#### [Task brief]
Write out every entry exactly as it stands.

#### [Stored data]
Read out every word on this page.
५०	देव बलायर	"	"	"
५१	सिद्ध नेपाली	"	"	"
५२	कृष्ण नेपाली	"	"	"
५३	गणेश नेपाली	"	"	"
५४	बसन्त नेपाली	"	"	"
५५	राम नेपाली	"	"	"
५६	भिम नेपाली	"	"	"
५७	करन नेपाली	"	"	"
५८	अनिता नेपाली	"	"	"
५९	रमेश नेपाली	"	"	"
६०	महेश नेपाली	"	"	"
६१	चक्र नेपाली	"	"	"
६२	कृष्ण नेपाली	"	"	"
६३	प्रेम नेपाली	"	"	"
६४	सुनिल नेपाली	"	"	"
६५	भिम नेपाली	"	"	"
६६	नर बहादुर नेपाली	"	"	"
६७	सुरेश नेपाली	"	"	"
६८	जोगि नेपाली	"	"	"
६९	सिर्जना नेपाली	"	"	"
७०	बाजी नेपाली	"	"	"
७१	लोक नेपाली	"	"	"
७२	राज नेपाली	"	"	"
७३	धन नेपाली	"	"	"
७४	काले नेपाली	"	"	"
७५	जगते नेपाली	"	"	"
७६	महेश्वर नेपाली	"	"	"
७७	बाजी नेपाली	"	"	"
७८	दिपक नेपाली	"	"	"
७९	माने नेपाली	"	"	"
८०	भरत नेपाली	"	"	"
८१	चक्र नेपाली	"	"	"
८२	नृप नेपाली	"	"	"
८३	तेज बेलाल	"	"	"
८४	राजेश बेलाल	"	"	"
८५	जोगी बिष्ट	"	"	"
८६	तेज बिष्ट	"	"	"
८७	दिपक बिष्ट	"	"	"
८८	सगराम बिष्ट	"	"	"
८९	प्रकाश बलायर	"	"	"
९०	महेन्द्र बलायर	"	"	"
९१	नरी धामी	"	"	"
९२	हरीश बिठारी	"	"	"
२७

#### [Exercise answer]
Read out every word on this page.
५०	देव बलायर	"	"	"
५१	सिद्ध नेपाली	"	"	"
५२	कृष्ण नेपाली	"	"	"
५३	गणेश नेपाली	"	"	"
५४	बसन्त नेपाली	"	"	"
५५	राम नेपाली	"	"	"
५६	भिम नेपाली	"	"	"
५७	करन नेपाली	"	"	"
५८	अनिता नेपाली	"	"	"
५९	रमेश नेपाली	"	"	"
६०	महेश नेपाली	"	"	"
६१	चक्र नेपाली	"	"	"
६२	कृष्ण नेपाली	"	"	"
६३	प्रेम नेपाली	"	"	"
६४	सुनिल नेपाली	"	"	"
६५	भिम नेपाली	"	"	"
६६	नर बहादुर नेपाली	"	"	"
६७	सुरेश नेपाली	"	"	"
६८	जोगि नेपाली	"	"	"
६९	सिर्जना नेपाली	"	"	"
७०	बाजी नेपाली	"	"	"
७१	लोक नेपाली	"	"	"
७२	राज नेपाली	"	"	"
७३	धन नेपाली	"	"	"
७४	काले नेपाली	"	"	"
७५	जगते नेपाली	"	"	"
७६	महेश्वर नेपाली	"	"	"
७७	बाजी नेपाली	"	"	"
७८	दिपक नेपाली	"	"	"
७९	माने नेपाली	"	"	"
८०	भरत नेपाली	"	"	"
८१	चक्र नेपाली	"	"	"
८२	नृप नेपाली	"	"	"
८३	तेज बेलाल	"	"	"
८४	राजेश बेलाल	"	"	"
८५	जोगी बिष्ट	"	"	"
८६	तेज बिष्ट	"	"	"
८७	दिपक बिष्ट	"	"	"
८८	सगराम बिष्ट	"	"	"
८९	प्रकाश बलायर	"	"	"
९०	महेन्द्र बलायर	"	"	"
९१	नरी धामी	"	"	"
९२	हरीश बिठारी	"	"	"
२७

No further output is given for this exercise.